■ GIVEN EXERCISE ■
Wherever the word "patches" appears in the entries, copy the whole line.

■ MATERIALS PROVIDED ■
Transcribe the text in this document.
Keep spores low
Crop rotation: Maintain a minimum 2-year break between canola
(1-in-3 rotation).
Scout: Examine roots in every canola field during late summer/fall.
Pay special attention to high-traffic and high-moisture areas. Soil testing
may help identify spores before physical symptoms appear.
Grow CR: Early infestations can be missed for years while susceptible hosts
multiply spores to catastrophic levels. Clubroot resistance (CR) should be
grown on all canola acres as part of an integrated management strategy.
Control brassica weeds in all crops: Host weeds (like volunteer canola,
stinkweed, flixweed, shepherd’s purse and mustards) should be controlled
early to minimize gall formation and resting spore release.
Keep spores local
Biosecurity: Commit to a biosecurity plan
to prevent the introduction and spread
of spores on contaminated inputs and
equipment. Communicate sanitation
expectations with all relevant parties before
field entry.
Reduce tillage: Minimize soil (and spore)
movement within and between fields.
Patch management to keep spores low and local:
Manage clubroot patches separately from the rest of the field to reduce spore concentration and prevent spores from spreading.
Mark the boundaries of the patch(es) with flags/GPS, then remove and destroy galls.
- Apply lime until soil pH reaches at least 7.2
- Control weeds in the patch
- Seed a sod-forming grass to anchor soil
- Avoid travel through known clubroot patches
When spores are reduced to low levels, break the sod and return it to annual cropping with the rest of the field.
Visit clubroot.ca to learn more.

■ FULL SOLUTION ■
Manage clubroot patches separately from the rest of the field to reduce spore concentration and prevent spores from spreading.
- Avoid travel through known clubroot patches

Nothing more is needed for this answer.